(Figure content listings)
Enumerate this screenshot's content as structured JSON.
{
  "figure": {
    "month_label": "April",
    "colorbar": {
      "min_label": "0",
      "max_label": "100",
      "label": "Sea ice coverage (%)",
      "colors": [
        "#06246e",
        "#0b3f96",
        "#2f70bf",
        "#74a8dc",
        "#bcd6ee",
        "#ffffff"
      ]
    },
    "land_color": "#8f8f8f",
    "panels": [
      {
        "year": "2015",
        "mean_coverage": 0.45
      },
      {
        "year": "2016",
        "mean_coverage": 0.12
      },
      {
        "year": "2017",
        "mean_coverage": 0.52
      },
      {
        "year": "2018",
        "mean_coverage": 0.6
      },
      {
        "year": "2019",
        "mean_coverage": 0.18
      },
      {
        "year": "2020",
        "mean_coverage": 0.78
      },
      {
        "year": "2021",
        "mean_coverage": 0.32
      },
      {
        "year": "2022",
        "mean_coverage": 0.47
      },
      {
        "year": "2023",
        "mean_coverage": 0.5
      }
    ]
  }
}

* [EXERCISE TASK]: Go through the entries and repeat each one exactly.

* [WRITTEN RESPONSE]:
Enumerate this screenshot's content as structured JSON.
{
  "figure": {
    "month_label": "April",
    "colorbar": {
      "min_label": "0",
      "max_label": "100",
      "label": "Sea ice coverage (%)",
      "colors": [
        "#06246e",
        "#0b3f96",
        "#2f70bf",
        "#74a8dc",
        "#bcd6ee",
        "#ffffff"
      ]
    },
    "land_color": "#8f8f8f",
    "panels": [
      {
        "year": "2015",
        "mean_coverage": 0.45
      },
      {
        "year": "2016",
        "mean_coverage": 0.12
      },
      {
        "year": "2017",
        "mean_coverage": 0.52
      },
      {
        "year": "2018",
        "mean_coverage": 0.6
      },
      {
        "year": "2019",
        "mean_coverage": 0.18
      },
      {
        "year": "2020",
        "mean_coverage": 0.78
      },
      {
        "year": "2021",
        "mean_coverage": 0.32
      },
      {
        "year": "2022",
        "mean_coverage": 0.47
      },
      {
        "year": "2023",
        "mean_coverage": 0.5
      }
    ]
  }
}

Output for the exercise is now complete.